[Recorded data]
──────
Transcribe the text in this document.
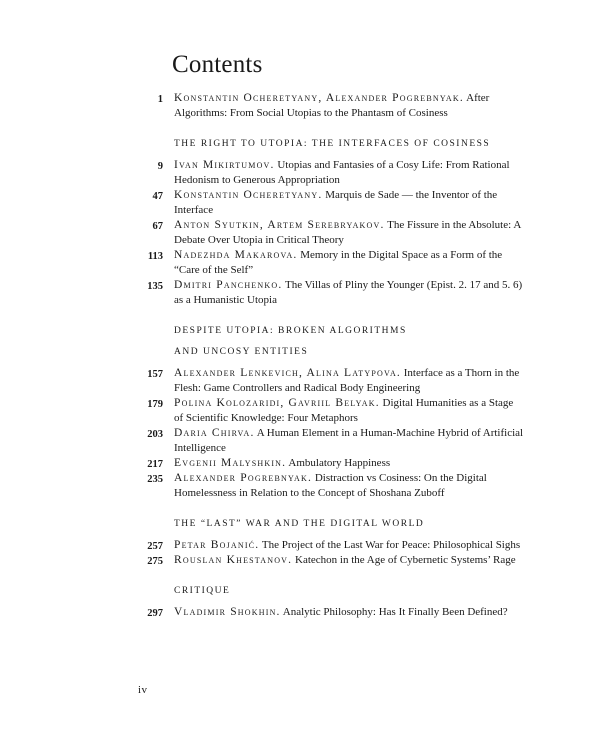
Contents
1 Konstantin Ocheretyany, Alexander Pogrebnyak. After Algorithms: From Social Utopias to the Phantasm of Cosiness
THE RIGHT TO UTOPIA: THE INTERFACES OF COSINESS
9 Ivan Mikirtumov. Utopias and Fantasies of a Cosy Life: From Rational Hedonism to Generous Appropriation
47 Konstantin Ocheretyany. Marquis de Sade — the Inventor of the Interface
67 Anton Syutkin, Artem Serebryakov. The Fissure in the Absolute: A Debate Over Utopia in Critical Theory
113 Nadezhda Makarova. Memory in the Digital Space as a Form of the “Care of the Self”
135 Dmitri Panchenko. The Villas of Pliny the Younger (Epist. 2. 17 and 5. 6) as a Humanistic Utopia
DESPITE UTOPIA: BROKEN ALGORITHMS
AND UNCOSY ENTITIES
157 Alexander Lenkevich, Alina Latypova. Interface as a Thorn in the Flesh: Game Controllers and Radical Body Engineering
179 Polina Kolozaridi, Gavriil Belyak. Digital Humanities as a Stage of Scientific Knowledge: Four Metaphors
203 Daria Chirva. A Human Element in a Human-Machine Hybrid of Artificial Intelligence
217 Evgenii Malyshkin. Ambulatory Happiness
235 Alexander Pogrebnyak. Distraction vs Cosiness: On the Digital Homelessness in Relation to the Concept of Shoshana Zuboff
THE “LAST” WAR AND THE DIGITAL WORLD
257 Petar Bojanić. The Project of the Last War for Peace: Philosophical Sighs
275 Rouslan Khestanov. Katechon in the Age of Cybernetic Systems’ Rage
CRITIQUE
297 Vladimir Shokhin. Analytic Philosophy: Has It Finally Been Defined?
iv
──────
Set problem
Quote the records in their entirety, keeping the wording exact and excluding pictures.

Answer in full
Transcribe the text in this document.
Contents
1 Konstantin Ocheretyany, Alexander Pogrebnyak. After Algorithms: From Social Utopias to the Phantasm of Cosiness
THE RIGHT TO UTOPIA: THE INTERFACES OF COSINESS
9 Ivan Mikirtumov. Utopias and Fantasies of a Cosy Life: From Rational Hedonism to Generous Appropriation
47 Konstantin Ocheretyany. Marquis de Sade — the Inventor of the Interface
67 Anton Syutkin, Artem Serebryakov. The Fissure in the Absolute: A Debate Over Utopia in Critical Theory
113 Nadezhda Makarova. Memory in the Digital Space as a Form of the “Care of the Self”
135 Dmitri Panchenko. The Villas of Pliny the Younger (Epist. 2. 17 and 5. 6) as a Humanistic Utopia
DESPITE UTOPIA: BROKEN ALGORITHMS
AND UNCOSY ENTITIES
157 Alexander Lenkevich, Alina Latypova. Interface as a Thorn in the Flesh: Game Controllers and Radical Body Engineering
179 Polina Kolozaridi, Gavriil Belyak. Digital Humanities as a Stage of Scientific Knowledge: Four Metaphors
203 Daria Chirva. A Human Element in a Human-Machine Hybrid of Artificial Intelligence
217 Evgenii Malyshkin. Ambulatory Happiness
235 Alexander Pogrebnyak. Distraction vs Cosiness: On the Digital Homelessness in Relation to the Concept of Shoshana Zuboff
THE “LAST” WAR AND THE DIGITAL WORLD
257 Petar Bojanić. The Project of the Last War for Peace: Philosophical Sighs
275 Rouslan Khestanov. Katechon in the Age of Cybernetic Systems’ Rage
CRITIQUE
297 Vladimir Shokhin. Analytic Philosophy: Has It Finally Been Defined?
iv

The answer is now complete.